## Stated goal
Each line of the listing that contains the word "kind" is to be copied.

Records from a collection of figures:
★ ★ ★
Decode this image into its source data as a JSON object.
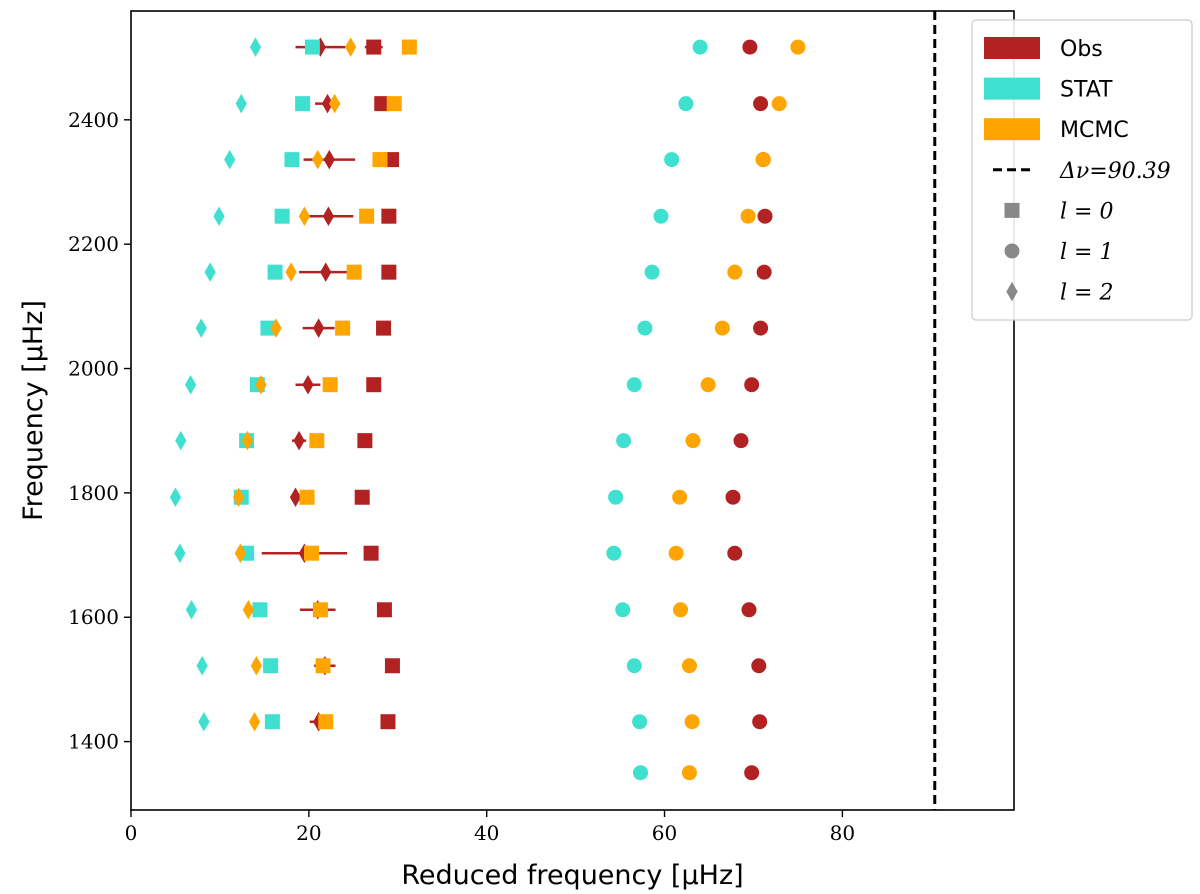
{
  "chart_data": {
    "type": "scatter",
    "xlabel": "Reduced frequency [μHz]",
    "ylabel": "Frequency [μHz]",
    "xlim": [
      0,
      99.3
    ],
    "ylim": [
      1290,
      2575
    ],
    "xticks": [
      0,
      20,
      40,
      60,
      80
    ],
    "yticks": [
      1400,
      1600,
      1800,
      2000,
      2200,
      2400
    ],
    "grid": false,
    "legend_position": "top-right",
    "delta_nu": {
      "value": 90.39,
      "label": "Δν=90.39"
    },
    "colors": {
      "Obs": "#b22222",
      "STAT": "#40e0d0",
      "MCMC": "#ffa500",
      "legend_marker": "#888888"
    },
    "legend": [
      {
        "kind": "patch",
        "name": "Obs",
        "label": "Obs",
        "color": "#b22222"
      },
      {
        "kind": "patch",
        "name": "STAT",
        "label": "STAT",
        "color": "#40e0d0"
      },
      {
        "kind": "patch",
        "name": "MCMC",
        "label": "MCMC",
        "color": "#ffa500"
      },
      {
        "kind": "dash",
        "name": "delta-nu",
        "label": "Δν=90.39"
      },
      {
        "kind": "square",
        "name": "l0",
        "label": "l = 0"
      },
      {
        "kind": "circle",
        "name": "l1",
        "label": "l = 1"
      },
      {
        "kind": "diamond",
        "name": "l2",
        "label": "l = 2"
      }
    ],
    "series": [
      {
        "name": "Obs",
        "l": 0,
        "marker": "square",
        "color": "#b22222",
        "points": [
          {
            "x": 28.9,
            "y": 1432,
            "err": 0
          },
          {
            "x": 29.4,
            "y": 1522,
            "err": 0
          },
          {
            "x": 28.5,
            "y": 1612,
            "err": 0
          },
          {
            "x": 27.0,
            "y": 1703,
            "err": 0
          },
          {
            "x": 26.0,
            "y": 1793,
            "err": 0
          },
          {
            "x": 26.3,
            "y": 1884,
            "err": 0
          },
          {
            "x": 27.3,
            "y": 1974,
            "err": 0
          },
          {
            "x": 28.4,
            "y": 2065,
            "err": 0
          },
          {
            "x": 29.0,
            "y": 2155,
            "err": 0
          },
          {
            "x": 29.0,
            "y": 2245,
            "err": 0.6
          },
          {
            "x": 29.3,
            "y": 2336,
            "err": 0.3
          },
          {
            "x": 28.2,
            "y": 2426,
            "err": 0
          },
          {
            "x": 27.3,
            "y": 2517,
            "err": 1.0
          }
        ]
      },
      {
        "name": "Obs",
        "l": 1,
        "marker": "circle",
        "color": "#b22222",
        "points": [
          {
            "x": 69.8,
            "y": 1350,
            "err": 0
          },
          {
            "x": 70.7,
            "y": 1432,
            "err": 0
          },
          {
            "x": 70.6,
            "y": 1522,
            "err": 0
          },
          {
            "x": 69.5,
            "y": 1612,
            "err": 0
          },
          {
            "x": 67.9,
            "y": 1703,
            "err": 0
          },
          {
            "x": 67.7,
            "y": 1793,
            "err": 0
          },
          {
            "x": 68.6,
            "y": 1884,
            "err": 0
          },
          {
            "x": 69.8,
            "y": 1974,
            "err": 0
          },
          {
            "x": 70.8,
            "y": 2065,
            "err": 0
          },
          {
            "x": 71.2,
            "y": 2155,
            "err": 0
          },
          {
            "x": 71.3,
            "y": 2245,
            "err": 0
          },
          {
            "x": 71.1,
            "y": 2336,
            "err": 0
          },
          {
            "x": 70.8,
            "y": 2426,
            "err": 0
          },
          {
            "x": 69.6,
            "y": 2517,
            "err": 0.5
          }
        ]
      },
      {
        "name": "Obs",
        "l": 2,
        "marker": "diamond",
        "color": "#b22222",
        "points": [
          {
            "x": 21.1,
            "y": 1432,
            "err": 1.0
          },
          {
            "x": 21.8,
            "y": 1522,
            "err": 1.2
          },
          {
            "x": 21.0,
            "y": 1612,
            "err": 2.0
          },
          {
            "x": 19.5,
            "y": 1703,
            "err": 4.8
          },
          {
            "x": 18.5,
            "y": 1793,
            "err": 0.4
          },
          {
            "x": 18.9,
            "y": 1884,
            "err": 0.8
          },
          {
            "x": 19.9,
            "y": 1974,
            "err": 1.4
          },
          {
            "x": 21.1,
            "y": 2065,
            "err": 1.8
          },
          {
            "x": 21.9,
            "y": 2155,
            "err": 3.0
          },
          {
            "x": 22.2,
            "y": 2245,
            "err": 2.8
          },
          {
            "x": 22.3,
            "y": 2336,
            "err": 2.9
          },
          {
            "x": 22.1,
            "y": 2426,
            "err": 1.4
          },
          {
            "x": 21.3,
            "y": 2517,
            "err": 2.8
          }
        ]
      },
      {
        "name": "STAT",
        "l": 0,
        "marker": "square",
        "color": "#40e0d0",
        "points": [
          {
            "x": 15.9,
            "y": 1432
          },
          {
            "x": 15.7,
            "y": 1522
          },
          {
            "x": 14.5,
            "y": 1612
          },
          {
            "x": 13.0,
            "y": 1703
          },
          {
            "x": 12.4,
            "y": 1793
          },
          {
            "x": 13.0,
            "y": 1884
          },
          {
            "x": 14.2,
            "y": 1974
          },
          {
            "x": 15.4,
            "y": 2065
          },
          {
            "x": 16.2,
            "y": 2155
          },
          {
            "x": 17.0,
            "y": 2245
          },
          {
            "x": 18.1,
            "y": 2336
          },
          {
            "x": 19.3,
            "y": 2426
          },
          {
            "x": 20.4,
            "y": 2517
          }
        ]
      },
      {
        "name": "STAT",
        "l": 1,
        "marker": "circle",
        "color": "#40e0d0",
        "points": [
          {
            "x": 57.3,
            "y": 1350
          },
          {
            "x": 57.2,
            "y": 1432
          },
          {
            "x": 56.6,
            "y": 1522
          },
          {
            "x": 55.3,
            "y": 1612
          },
          {
            "x": 54.3,
            "y": 1703
          },
          {
            "x": 54.5,
            "y": 1793
          },
          {
            "x": 55.4,
            "y": 1884
          },
          {
            "x": 56.6,
            "y": 1974
          },
          {
            "x": 57.8,
            "y": 2065
          },
          {
            "x": 58.6,
            "y": 2155
          },
          {
            "x": 59.6,
            "y": 2245
          },
          {
            "x": 60.8,
            "y": 2336
          },
          {
            "x": 62.4,
            "y": 2426
          },
          {
            "x": 64.0,
            "y": 2517
          }
        ]
      },
      {
        "name": "STAT",
        "l": 2,
        "marker": "diamond",
        "color": "#40e0d0",
        "points": [
          {
            "x": 8.2,
            "y": 1432
          },
          {
            "x": 8.0,
            "y": 1522
          },
          {
            "x": 6.8,
            "y": 1612
          },
          {
            "x": 5.5,
            "y": 1703
          },
          {
            "x": 5.0,
            "y": 1793
          },
          {
            "x": 5.6,
            "y": 1884
          },
          {
            "x": 6.7,
            "y": 1974
          },
          {
            "x": 7.9,
            "y": 2065
          },
          {
            "x": 8.9,
            "y": 2155
          },
          {
            "x": 9.9,
            "y": 2245
          },
          {
            "x": 11.1,
            "y": 2336
          },
          {
            "x": 12.4,
            "y": 2426
          },
          {
            "x": 14.0,
            "y": 2517
          }
        ]
      },
      {
        "name": "MCMC",
        "l": 0,
        "marker": "square",
        "color": "#ffa500",
        "points": [
          {
            "x": 21.9,
            "y": 1432
          },
          {
            "x": 21.6,
            "y": 1522
          },
          {
            "x": 21.3,
            "y": 1612
          },
          {
            "x": 20.3,
            "y": 1703
          },
          {
            "x": 19.8,
            "y": 1793
          },
          {
            "x": 20.9,
            "y": 1884
          },
          {
            "x": 22.4,
            "y": 1974
          },
          {
            "x": 23.8,
            "y": 2065
          },
          {
            "x": 25.1,
            "y": 2155
          },
          {
            "x": 26.5,
            "y": 2245
          },
          {
            "x": 28.0,
            "y": 2336
          },
          {
            "x": 29.6,
            "y": 2426
          },
          {
            "x": 31.3,
            "y": 2517
          }
        ]
      },
      {
        "name": "MCMC",
        "l": 1,
        "marker": "circle",
        "color": "#ffa500",
        "points": [
          {
            "x": 62.8,
            "y": 1350
          },
          {
            "x": 63.1,
            "y": 1432
          },
          {
            "x": 62.8,
            "y": 1522
          },
          {
            "x": 61.8,
            "y": 1612
          },
          {
            "x": 61.3,
            "y": 1703
          },
          {
            "x": 61.7,
            "y": 1793
          },
          {
            "x": 63.2,
            "y": 1884
          },
          {
            "x": 64.9,
            "y": 1974
          },
          {
            "x": 66.5,
            "y": 2065
          },
          {
            "x": 67.9,
            "y": 2155
          },
          {
            "x": 69.4,
            "y": 2245
          },
          {
            "x": 71.1,
            "y": 2336
          },
          {
            "x": 72.9,
            "y": 2426
          },
          {
            "x": 75.0,
            "y": 2517
          }
        ]
      },
      {
        "name": "MCMC",
        "l": 2,
        "marker": "diamond",
        "color": "#ffa500",
        "points": [
          {
            "x": 13.9,
            "y": 1432
          },
          {
            "x": 14.1,
            "y": 1522
          },
          {
            "x": 13.2,
            "y": 1612
          },
          {
            "x": 12.3,
            "y": 1703
          },
          {
            "x": 12.1,
            "y": 1793
          },
          {
            "x": 13.1,
            "y": 1884
          },
          {
            "x": 14.6,
            "y": 1974
          },
          {
            "x": 16.3,
            "y": 2065
          },
          {
            "x": 18.0,
            "y": 2155
          },
          {
            "x": 19.5,
            "y": 2245
          },
          {
            "x": 21.0,
            "y": 2336
          },
          {
            "x": 22.9,
            "y": 2426
          },
          {
            "x": 24.7,
            "y": 2517
          }
        ]
      }
    ]
  }
}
★ ★ ★
## Correct response
        "kind": "patch",
        "kind": "patch",
        "kind": "patch",
        "kind": "dash",
        "kind": "square",
        "kind": "circle",
        "kind": "diamond",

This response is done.